___ RECORDS TO USE ___

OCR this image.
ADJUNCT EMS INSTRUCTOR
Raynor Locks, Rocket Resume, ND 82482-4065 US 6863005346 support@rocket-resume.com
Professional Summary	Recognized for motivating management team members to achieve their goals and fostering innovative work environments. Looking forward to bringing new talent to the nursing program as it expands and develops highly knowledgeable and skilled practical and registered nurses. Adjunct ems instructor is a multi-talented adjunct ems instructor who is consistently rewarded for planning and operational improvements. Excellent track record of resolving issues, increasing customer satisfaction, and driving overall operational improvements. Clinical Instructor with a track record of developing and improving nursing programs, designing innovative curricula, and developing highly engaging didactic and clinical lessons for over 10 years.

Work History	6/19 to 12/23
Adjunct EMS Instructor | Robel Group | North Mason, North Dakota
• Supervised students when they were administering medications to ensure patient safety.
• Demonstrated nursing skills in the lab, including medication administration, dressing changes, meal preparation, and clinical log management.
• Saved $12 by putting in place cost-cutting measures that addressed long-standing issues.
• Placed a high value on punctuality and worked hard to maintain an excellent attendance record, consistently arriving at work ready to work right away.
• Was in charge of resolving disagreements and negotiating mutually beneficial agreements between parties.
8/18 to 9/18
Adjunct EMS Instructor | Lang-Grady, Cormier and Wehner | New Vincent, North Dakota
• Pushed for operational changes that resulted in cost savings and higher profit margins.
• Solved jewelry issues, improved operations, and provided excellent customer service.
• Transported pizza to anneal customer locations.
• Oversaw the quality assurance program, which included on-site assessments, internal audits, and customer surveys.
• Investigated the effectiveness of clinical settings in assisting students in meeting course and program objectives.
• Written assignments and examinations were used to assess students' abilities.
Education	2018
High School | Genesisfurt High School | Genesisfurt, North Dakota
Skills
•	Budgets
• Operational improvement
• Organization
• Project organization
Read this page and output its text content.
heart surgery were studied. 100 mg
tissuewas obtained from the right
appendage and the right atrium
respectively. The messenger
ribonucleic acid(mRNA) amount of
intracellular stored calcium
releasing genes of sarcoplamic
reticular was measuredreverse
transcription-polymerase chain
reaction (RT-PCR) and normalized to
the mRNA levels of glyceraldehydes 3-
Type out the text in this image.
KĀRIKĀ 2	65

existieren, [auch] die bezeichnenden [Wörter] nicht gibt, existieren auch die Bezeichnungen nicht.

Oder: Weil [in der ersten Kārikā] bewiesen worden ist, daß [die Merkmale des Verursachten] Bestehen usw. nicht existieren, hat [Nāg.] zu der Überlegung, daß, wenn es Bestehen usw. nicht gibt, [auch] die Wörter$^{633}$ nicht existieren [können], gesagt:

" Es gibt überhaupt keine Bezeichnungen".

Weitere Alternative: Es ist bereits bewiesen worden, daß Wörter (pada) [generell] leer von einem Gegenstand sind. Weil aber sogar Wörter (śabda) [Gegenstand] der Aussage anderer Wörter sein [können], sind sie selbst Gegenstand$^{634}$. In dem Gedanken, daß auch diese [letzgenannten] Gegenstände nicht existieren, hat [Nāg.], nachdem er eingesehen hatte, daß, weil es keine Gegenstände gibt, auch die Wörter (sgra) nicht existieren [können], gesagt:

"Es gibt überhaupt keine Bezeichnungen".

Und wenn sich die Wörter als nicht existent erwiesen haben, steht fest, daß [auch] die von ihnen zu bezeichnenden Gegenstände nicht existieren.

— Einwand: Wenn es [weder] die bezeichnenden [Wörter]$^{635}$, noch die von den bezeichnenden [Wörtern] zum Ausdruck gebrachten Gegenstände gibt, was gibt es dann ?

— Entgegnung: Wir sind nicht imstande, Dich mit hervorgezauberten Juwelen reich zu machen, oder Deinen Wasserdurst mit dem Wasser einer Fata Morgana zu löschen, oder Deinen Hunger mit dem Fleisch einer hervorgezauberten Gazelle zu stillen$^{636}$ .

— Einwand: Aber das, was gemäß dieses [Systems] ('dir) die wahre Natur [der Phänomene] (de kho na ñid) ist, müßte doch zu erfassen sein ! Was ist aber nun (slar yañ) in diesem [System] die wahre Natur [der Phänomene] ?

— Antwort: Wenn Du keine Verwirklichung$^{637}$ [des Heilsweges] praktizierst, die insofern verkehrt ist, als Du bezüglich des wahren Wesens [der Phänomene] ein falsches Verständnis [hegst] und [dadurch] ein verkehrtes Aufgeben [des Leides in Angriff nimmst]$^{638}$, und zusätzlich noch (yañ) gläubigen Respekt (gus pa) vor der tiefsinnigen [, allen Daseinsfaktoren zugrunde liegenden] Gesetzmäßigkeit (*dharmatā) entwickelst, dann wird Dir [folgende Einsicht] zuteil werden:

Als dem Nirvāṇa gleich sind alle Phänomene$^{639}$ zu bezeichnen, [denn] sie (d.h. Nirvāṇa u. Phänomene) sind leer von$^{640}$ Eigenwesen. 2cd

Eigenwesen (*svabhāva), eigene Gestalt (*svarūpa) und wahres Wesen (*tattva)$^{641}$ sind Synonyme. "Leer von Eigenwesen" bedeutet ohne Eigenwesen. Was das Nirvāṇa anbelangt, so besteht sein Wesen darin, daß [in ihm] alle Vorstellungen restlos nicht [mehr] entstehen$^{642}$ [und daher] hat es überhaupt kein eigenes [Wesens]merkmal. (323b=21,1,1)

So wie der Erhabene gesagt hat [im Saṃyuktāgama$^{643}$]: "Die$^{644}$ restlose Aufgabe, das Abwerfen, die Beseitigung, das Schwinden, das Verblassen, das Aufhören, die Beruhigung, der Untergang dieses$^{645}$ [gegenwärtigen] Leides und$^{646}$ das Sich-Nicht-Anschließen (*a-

___

- **PROBLEM DESCRIPTION**: Using the records above, copy all lines that include the word "Dakota".

- **SOLUTION FOR THIS PROBLEM**:
Adjunct EMS Instructor | Robel Group | North Mason, North Dakota
Adjunct EMS Instructor | Lang-Grady, Cormier and Wehner | New Vincent, North Dakota
High School | Genesisfurt High School | Genesisfurt, North Dakota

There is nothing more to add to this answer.